**Information supplied:**
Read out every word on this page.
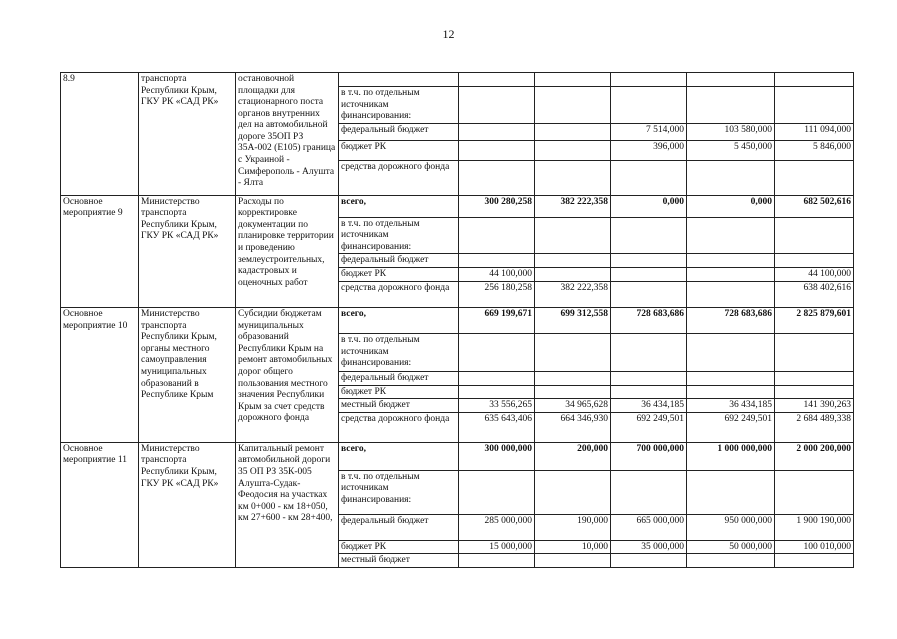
12
8.9	транспорта Республики Крым, ГКУ РК «САД РК»	остановочной площадки для стационарного поста органов внутренних дел на автомобильной дороге 35ОП РЗ 35А-002 (Е105) граница с Украиной - Симферополь - Алушта - Ялта						
			в т.ч. по отдельным источникам финансирования:					
			федеральный бюджет			7 514,000	103 580,000	111 094,000
			бюджет РК			396,000	5 450,000	5 846,000
			средства дорожного фонда					
Основное мероприятие 9	Министерство транспорта Республики Крым, ГКУ РК «САД РК»	Расходы по корректировке документации по планировке территории и проведению землеустроительных, кадастровых и оценочных работ	всего,	300 280,258	382 222,358	0,000	0,000	682 502,616
			в т.ч. по отдельным источникам финансирования:					
			федеральный бюджет					
			бюджет РК	44 100,000				44 100,000
			средства дорожного фонда	256 180,258	382 222,358			638 402,616
Основное мероприятие 10	Министерство транспорта Республики Крым, органы местного самоуправления муниципальных образований в Республике Крым	Субсидии бюджетам муниципальных образований Республики Крым на ремонт автомобильных дорог общего пользования местного значения Республики Крым за счет средств дорожного фонда	всего,	669 199,671	699 312,558	728 683,686	728 683,686	2 825 879,601
			в т.ч. по отдельным источникам финансирования:					
			федеральный бюджет					
			бюджет РК					
			местный бюджет	33 556,265	34 965,628	36 434,185	36 434,185	141 390,263
			средства дорожного фонда	635 643,406	664 346,930	692 249,501	692 249,501	2 684 489,338
Основное мероприятие 11	Министерство транспорта Республики Крым, ГКУ РК «САД РК»	Капитальный ремонт автомобильной дороги 35 ОП РЗ 35К-005 Алушта-Судак-Феодосия на участках км 0+000 - км 18+050, км 27+600 - км 28+400,	всего,	300 000,000	200,000	700 000,000	1 000 000,000	2 000 200,000
			в т.ч. по отдельным источникам финансирования:					
			федеральный бюджет	285 000,000	190,000	665 000,000	950 000,000	1 900 190,000
			бюджет РК	15 000,000	10,000	35 000,000	50 000,000	100 010,000
			местный бюджет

**Task goal:**
Write out the whole listing again, exactly, with no pictures.

**Expected output:**
Read out every word on this page.
12
8.9	транспорта Республики Крым, ГКУ РК «САД РК»	остановочной площадки для стационарного поста органов внутренних дел на автомобильной дороге 35ОП РЗ 35А-002 (Е105) граница с Украиной - Симферополь - Алушта - Ялта						
			в т.ч. по отдельным источникам финансирования:					
			федеральный бюджет			7 514,000	103 580,000	111 094,000
			бюджет РК			396,000	5 450,000	5 846,000
			средства дорожного фонда					
Основное мероприятие 9	Министерство транспорта Республики Крым, ГКУ РК «САД РК»	Расходы по корректировке документации по планировке территории и проведению землеустроительных, кадастровых и оценочных работ	всего,	300 280,258	382 222,358	0,000	0,000	682 502,616
			в т.ч. по отдельным источникам финансирования:					
			федеральный бюджет					
			бюджет РК	44 100,000				44 100,000
			средства дорожного фонда	256 180,258	382 222,358			638 402,616
Основное мероприятие 10	Министерство транспорта Республики Крым, органы местного самоуправления муниципальных образований в Республике Крым	Субсидии бюджетам муниципальных образований Республики Крым на ремонт автомобильных дорог общего пользования местного значения Республики Крым за счет средств дорожного фонда	всего,	669 199,671	699 312,558	728 683,686	728 683,686	2 825 879,601
			в т.ч. по отдельным источникам финансирования:					
			федеральный бюджет					
			бюджет РК					
			местный бюджет	33 556,265	34 965,628	36 434,185	36 434,185	141 390,263
			средства дорожного фонда	635 643,406	664 346,930	692 249,501	692 249,501	2 684 489,338
Основное мероприятие 11	Министерство транспорта Республики Крым, ГКУ РК «САД РК»	Капитальный ремонт автомобильной дороги 35 ОП РЗ 35К-005 Алушта-Судак-Феодосия на участках км 0+000 - км 18+050, км 27+600 - км 28+400,	всего,	300 000,000	200,000	700 000,000	1 000 000,000	2 000 200,000
			в т.ч. по отдельным источникам финансирования:					
			федеральный бюджет	285 000,000	190,000	665 000,000	950 000,000	1 900 190,000
			бюджет РК	15 000,000	10,000	35 000,000	50 000,000	100 010,000
			местный бюджет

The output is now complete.